Extracted records:
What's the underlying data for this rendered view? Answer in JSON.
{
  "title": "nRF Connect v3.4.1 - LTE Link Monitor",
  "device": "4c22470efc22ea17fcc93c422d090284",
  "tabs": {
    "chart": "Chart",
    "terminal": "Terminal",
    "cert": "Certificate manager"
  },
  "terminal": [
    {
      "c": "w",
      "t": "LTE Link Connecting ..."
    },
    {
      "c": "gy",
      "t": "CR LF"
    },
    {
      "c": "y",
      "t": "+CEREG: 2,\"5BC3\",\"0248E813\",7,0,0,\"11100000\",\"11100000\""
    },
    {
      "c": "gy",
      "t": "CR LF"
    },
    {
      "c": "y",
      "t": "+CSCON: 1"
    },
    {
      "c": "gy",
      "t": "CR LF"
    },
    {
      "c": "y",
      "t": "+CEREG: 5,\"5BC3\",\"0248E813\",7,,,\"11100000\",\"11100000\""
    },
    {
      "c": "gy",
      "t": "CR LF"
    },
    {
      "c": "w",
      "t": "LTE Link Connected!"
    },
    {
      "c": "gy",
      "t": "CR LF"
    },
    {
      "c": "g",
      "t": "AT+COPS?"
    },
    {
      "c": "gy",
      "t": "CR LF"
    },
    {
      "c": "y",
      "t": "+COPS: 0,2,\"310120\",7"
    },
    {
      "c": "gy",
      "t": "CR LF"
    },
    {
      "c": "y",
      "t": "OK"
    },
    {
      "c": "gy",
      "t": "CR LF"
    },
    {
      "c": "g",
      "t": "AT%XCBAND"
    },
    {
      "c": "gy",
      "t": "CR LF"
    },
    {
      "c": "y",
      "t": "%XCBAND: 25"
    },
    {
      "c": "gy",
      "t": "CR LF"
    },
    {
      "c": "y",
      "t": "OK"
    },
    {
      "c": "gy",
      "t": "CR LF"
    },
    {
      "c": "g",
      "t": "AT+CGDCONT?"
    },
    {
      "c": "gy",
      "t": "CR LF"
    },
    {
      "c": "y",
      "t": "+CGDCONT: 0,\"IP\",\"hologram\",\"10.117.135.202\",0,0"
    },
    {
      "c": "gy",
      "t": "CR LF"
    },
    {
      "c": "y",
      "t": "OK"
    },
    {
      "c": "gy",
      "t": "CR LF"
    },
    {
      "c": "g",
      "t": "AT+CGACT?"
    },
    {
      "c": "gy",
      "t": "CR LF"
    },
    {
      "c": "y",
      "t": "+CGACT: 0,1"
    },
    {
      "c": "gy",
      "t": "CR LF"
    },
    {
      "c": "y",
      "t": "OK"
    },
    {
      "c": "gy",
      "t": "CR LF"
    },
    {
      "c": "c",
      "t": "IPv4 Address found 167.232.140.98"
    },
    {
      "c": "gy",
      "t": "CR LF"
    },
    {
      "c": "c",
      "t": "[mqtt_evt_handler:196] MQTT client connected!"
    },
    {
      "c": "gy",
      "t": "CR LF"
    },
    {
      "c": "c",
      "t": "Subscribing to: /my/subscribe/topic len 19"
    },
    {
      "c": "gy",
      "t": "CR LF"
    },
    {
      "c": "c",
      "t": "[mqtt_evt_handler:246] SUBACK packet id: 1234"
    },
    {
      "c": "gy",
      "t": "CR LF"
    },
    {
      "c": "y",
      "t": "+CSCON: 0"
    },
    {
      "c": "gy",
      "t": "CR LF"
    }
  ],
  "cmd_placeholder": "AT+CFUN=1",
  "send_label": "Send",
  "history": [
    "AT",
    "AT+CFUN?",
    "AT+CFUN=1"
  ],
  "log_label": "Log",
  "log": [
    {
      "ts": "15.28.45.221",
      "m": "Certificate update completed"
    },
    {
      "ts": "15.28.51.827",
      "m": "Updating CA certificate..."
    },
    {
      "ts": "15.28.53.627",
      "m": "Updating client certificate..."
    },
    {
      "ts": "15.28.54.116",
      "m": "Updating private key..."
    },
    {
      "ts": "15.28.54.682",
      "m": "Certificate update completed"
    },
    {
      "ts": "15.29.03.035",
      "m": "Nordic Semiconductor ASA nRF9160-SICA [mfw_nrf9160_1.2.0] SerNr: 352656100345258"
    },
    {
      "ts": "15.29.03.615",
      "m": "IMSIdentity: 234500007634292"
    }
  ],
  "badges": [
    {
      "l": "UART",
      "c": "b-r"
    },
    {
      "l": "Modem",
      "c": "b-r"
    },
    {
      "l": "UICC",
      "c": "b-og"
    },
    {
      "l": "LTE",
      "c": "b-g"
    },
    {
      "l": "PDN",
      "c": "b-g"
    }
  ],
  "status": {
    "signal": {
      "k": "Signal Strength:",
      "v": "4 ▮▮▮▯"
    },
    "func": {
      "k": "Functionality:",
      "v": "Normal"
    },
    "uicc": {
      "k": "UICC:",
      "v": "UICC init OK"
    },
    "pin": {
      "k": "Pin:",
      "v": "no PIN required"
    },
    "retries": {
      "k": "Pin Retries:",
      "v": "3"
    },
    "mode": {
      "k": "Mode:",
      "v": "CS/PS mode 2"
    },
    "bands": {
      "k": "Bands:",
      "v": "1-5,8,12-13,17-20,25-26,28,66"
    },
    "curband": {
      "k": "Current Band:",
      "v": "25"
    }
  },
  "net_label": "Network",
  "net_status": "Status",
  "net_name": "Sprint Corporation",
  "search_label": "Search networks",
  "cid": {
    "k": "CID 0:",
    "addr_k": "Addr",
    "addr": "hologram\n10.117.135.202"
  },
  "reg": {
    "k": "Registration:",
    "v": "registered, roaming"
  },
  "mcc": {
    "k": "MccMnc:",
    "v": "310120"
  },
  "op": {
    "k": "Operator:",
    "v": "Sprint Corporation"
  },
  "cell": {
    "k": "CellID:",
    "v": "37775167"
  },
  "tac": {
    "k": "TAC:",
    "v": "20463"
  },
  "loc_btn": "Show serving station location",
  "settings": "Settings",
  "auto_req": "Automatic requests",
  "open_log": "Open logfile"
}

Aim:
Copy out the material word for word and line for line.

Result of this exercise:
What's the underlying data for this rendered view? Answer in JSON.
{
  "title": "nRF Connect v3.4.1 - LTE Link Monitor",
  "device": "4c22470efc22ea17fcc93c422d090284",
  "tabs": {
    "chart": "Chart",
    "terminal": "Terminal",
    "cert": "Certificate manager"
  },
  "terminal": [
    {
      "c": "w",
      "t": "LTE Link Connecting ..."
    },
    {
      "c": "gy",
      "t": "CR LF"
    },
    {
      "c": "y",
      "t": "+CEREG: 2,\"5BC3\",\"0248E813\",7,0,0,\"11100000\",\"11100000\""
    },
    {
      "c": "gy",
      "t": "CR LF"
    },
    {
      "c": "y",
      "t": "+CSCON: 1"
    },
    {
      "c": "gy",
      "t": "CR LF"
    },
    {
      "c": "y",
      "t": "+CEREG: 5,\"5BC3\",\"0248E813\",7,,,\"11100000\",\"11100000\""
    },
    {
      "c": "gy",
      "t": "CR LF"
    },
    {
      "c": "w",
      "t": "LTE Link Connected!"
    },
    {
      "c": "gy",
      "t": "CR LF"
    },
    {
      "c": "g",
      "t": "AT+COPS?"
    },
    {
      "c": "gy",
      "t": "CR LF"
    },
    {
      "c": "y",
      "t": "+COPS: 0,2,\"310120\",7"
    },
    {
      "c": "gy",
      "t": "CR LF"
    },
    {
      "c": "y",
      "t": "OK"
    },
    {
      "c": "gy",
      "t": "CR LF"
    },
    {
      "c": "g",
      "t": "AT%XCBAND"
    },
    {
      "c": "gy",
      "t": "CR LF"
    },
    {
      "c": "y",
      "t": "%XCBAND: 25"
    },
    {
      "c": "gy",
      "t": "CR LF"
    },
    {
      "c": "y",
      "t": "OK"
    },
    {
      "c": "gy",
      "t": "CR LF"
    },
    {
      "c": "g",
      "t": "AT+CGDCONT?"
    },
    {
      "c": "gy",
      "t": "CR LF"
    },
    {
      "c": "y",
      "t": "+CGDCONT: 0,\"IP\",\"hologram\",\"10.117.135.202\",0,0"
    },
    {
      "c": "gy",
      "t": "CR LF"
    },
    {
      "c": "y",
      "t": "OK"
    },
    {
      "c": "gy",
      "t": "CR LF"
    },
    {
      "c": "g",
      "t": "AT+CGACT?"
    },
    {
      "c": "gy",
      "t": "CR LF"
    },
    {
      "c": "y",
      "t": "+CGACT: 0,1"
    },
    {
      "c": "gy",
      "t": "CR LF"
    },
    {
      "c": "y",
      "t": "OK"
    },
    {
      "c": "gy",
      "t": "CR LF"
    },
    {
      "c": "c",
      "t": "IPv4 Address found 167.232.140.98"
    },
    {
      "c": "gy",
      "t": "CR LF"
    },
    {
      "c": "c",
      "t": "[mqtt_evt_handler:196] MQTT client connected!"
    },
    {
      "c": "gy",
      "t": "CR LF"
    },
    {
      "c": "c",
      "t": "Subscribing to: /my/subscribe/topic len 19"
    },
    {
      "c": "gy",
      "t": "CR LF"
    },
    {
      "c": "c",
      "t": "[mqtt_evt_handler:246] SUBACK packet id: 1234"
    },
    {
      "c": "gy",
      "t": "CR LF"
    },
    {
      "c": "y",
      "t": "+CSCON: 0"
    },
    {
      "c": "gy",
      "t": "CR LF"
    }
  ],
  "cmd_placeholder": "AT+CFUN=1",
  "send_label": "Send",
  "history": [
    "AT",
    "AT+CFUN?",
    "AT+CFUN=1"
  ],
  "log_label": "Log",
  "log": [
    {
      "ts": "15.28.45.221",
      "m": "Certificate update completed"
    },
    {
      "ts": "15.28.51.827",
      "m": "Updating CA certificate..."
    },
    {
      "ts": "15.28.53.627",
      "m": "Updating client certificate..."
    },
    {
      "ts": "15.28.54.116",
      "m": "Updating private key..."
    },
    {
      "ts": "15.28.54.682",
      "m": "Certificate update completed"
    },
    {
      "ts": "15.29.03.035",
      "m": "Nordic Semiconductor ASA nRF9160-SICA [mfw_nrf9160_1.2.0] SerNr: 352656100345258"
    },
    {
      "ts": "15.29.03.615",
      "m": "IMSIdentity: 234500007634292"
    }
  ],
  "badges": [
    {
      "l": "UART",
      "c": "b-r"
    },
    {
      "l": "Modem",
      "c": "b-r"
    },
    {
      "l": "UICC",
      "c": "b-og"
    },
    {
      "l": "LTE",
      "c": "b-g"
    },
    {
      "l": "PDN",
      "c": "b-g"
    }
  ],
  "status": {
    "signal": {
      "k": "Signal Strength:",
      "v": "4 ▮▮▮▯"
    },
    "func": {
      "k": "Functionality:",
      "v": "Normal"
    },
    "uicc": {
      "k": "UICC:",
      "v": "UICC init OK"
    },
    "pin": {
      "k": "Pin:",
      "v": "no PIN required"
    },
    "retries": {
      "k": "Pin Retries:",
      "v": "3"
    },
    "mode": {
      "k": "Mode:",
      "v": "CS/PS mode 2"
    },
    "bands": {
      "k": "Bands:",
      "v": "1-5,8,12-13,17-20,25-26,28,66"
    },
    "curband": {
      "k": "Current Band:",
      "v": "25"
    }
  },
  "net_label": "Network",
  "net_status": "Status",
  "net_name": "Sprint Corporation",
  "search_label": "Search networks",
  "cid": {
    "k": "CID 0:",
    "addr_k": "Addr",
    "addr": "hologram\n10.117.135.202"
  },
  "reg": {
    "k": "Registration:",
    "v": "registered, roaming"
  },
  "mcc": {
    "k": "MccMnc:",
    "v": "310120"
  },
  "op": {
    "k": "Operator:",
    "v": "Sprint Corporation"
  },
  "cell": {
    "k": "CellID:",
    "v": "37775167"
  },
  "tac": {
    "k": "TAC:",
    "v": "20463"
  },
  "loc_btn": "Show serving station location",
  "settings": "Settings",
  "auto_req": "Automatic requests",
  "open_log": "Open logfile"
}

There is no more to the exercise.